PROBLEM REQUIREMENTS => Search the data for the word "Total" and copy every line that contains it.

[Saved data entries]
****************************************

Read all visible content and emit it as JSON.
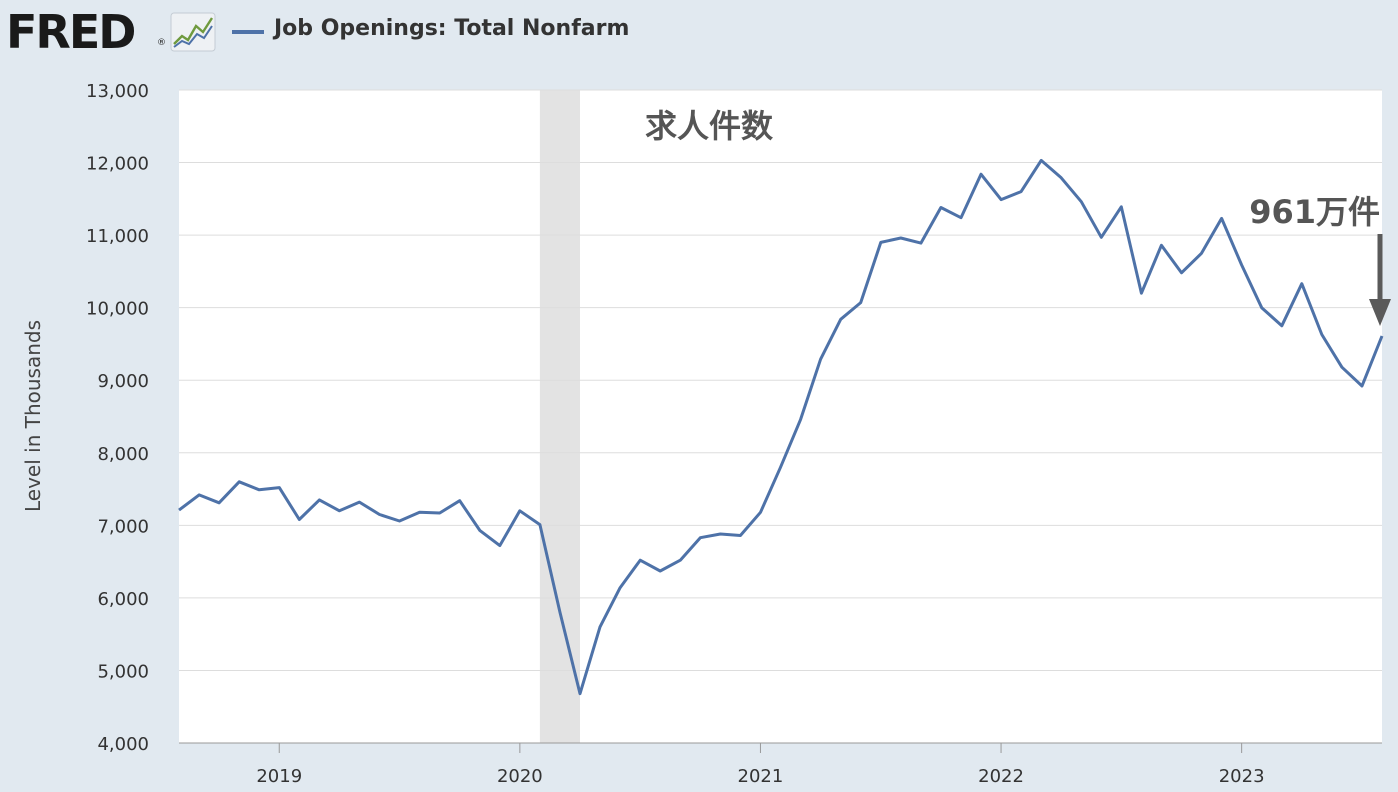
{
  "header": {
    "logo": "FRED",
    "legend_label": "Job Openings: Total Nonfarm"
  },
  "colors": {
    "series": "#4e72a8",
    "background": "#e1e9f0",
    "plot_background": "#ffffff",
    "recession_shade": "#e3e3e3",
    "arrow": "#5a5a5a"
  },
  "chart_data": {
    "type": "line",
    "title": "求人件数",
    "ylabel": "Level in Thousands",
    "xlabel": "",
    "ylim": [
      4000,
      13000
    ],
    "yticks": [
      4000,
      5000,
      6000,
      7000,
      8000,
      9000,
      10000,
      11000,
      12000,
      13000
    ],
    "ytick_labels": [
      "4,000",
      "5,000",
      "6,000",
      "7,000",
      "8,000",
      "9,000",
      "10,000",
      "11,000",
      "12,000",
      "13,000"
    ],
    "xlim": [
      "2018-08",
      "2023-08"
    ],
    "xtick_labels": [
      "2019",
      "2020",
      "2021",
      "2022",
      "2023"
    ],
    "grid": true,
    "recession": {
      "start": "2020-02",
      "end": "2020-04"
    },
    "annotation": {
      "text": "961万件",
      "date": "2023-08",
      "value": 9610
    },
    "series": [
      {
        "name": "Job Openings: Total Nonfarm",
        "x": [
          "2018-08",
          "2018-09",
          "2018-10",
          "2018-11",
          "2018-12",
          "2019-01",
          "2019-02",
          "2019-03",
          "2019-04",
          "2019-05",
          "2019-06",
          "2019-07",
          "2019-08",
          "2019-09",
          "2019-10",
          "2019-11",
          "2019-12",
          "2020-01",
          "2020-02",
          "2020-03",
          "2020-04",
          "2020-05",
          "2020-06",
          "2020-07",
          "2020-08",
          "2020-09",
          "2020-10",
          "2020-11",
          "2020-12",
          "2021-01",
          "2021-02",
          "2021-03",
          "2021-04",
          "2021-05",
          "2021-06",
          "2021-07",
          "2021-08",
          "2021-09",
          "2021-10",
          "2021-11",
          "2021-12",
          "2022-01",
          "2022-02",
          "2022-03",
          "2022-04",
          "2022-05",
          "2022-06",
          "2022-07",
          "2022-08",
          "2022-09",
          "2022-10",
          "2022-11",
          "2022-12",
          "2023-01",
          "2023-02",
          "2023-03",
          "2023-04",
          "2023-05",
          "2023-06",
          "2023-07",
          "2023-08"
        ],
        "values": [
          7210,
          7420,
          7310,
          7600,
          7490,
          7520,
          7080,
          7350,
          7200,
          7320,
          7150,
          7060,
          7180,
          7170,
          7340,
          6930,
          6720,
          7200,
          7010,
          5800,
          4680,
          5600,
          6140,
          6520,
          6370,
          6520,
          6830,
          6880,
          6860,
          7180,
          7800,
          8460,
          9290,
          9840,
          10070,
          10900,
          10960,
          10890,
          11380,
          11240,
          11840,
          11490,
          11600,
          12030,
          11790,
          11460,
          10970,
          11390,
          10200,
          10860,
          10480,
          10750,
          11230,
          10590,
          10000,
          9750,
          10330,
          9630,
          9180,
          8920,
          9610
        ]
      }
    ]
  }
}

****************************************

ANSWER FOR THE TASK =>
    "legend_label": "Job Openings: Total Nonfarm"
        "name": "Job Openings: Total Nonfarm",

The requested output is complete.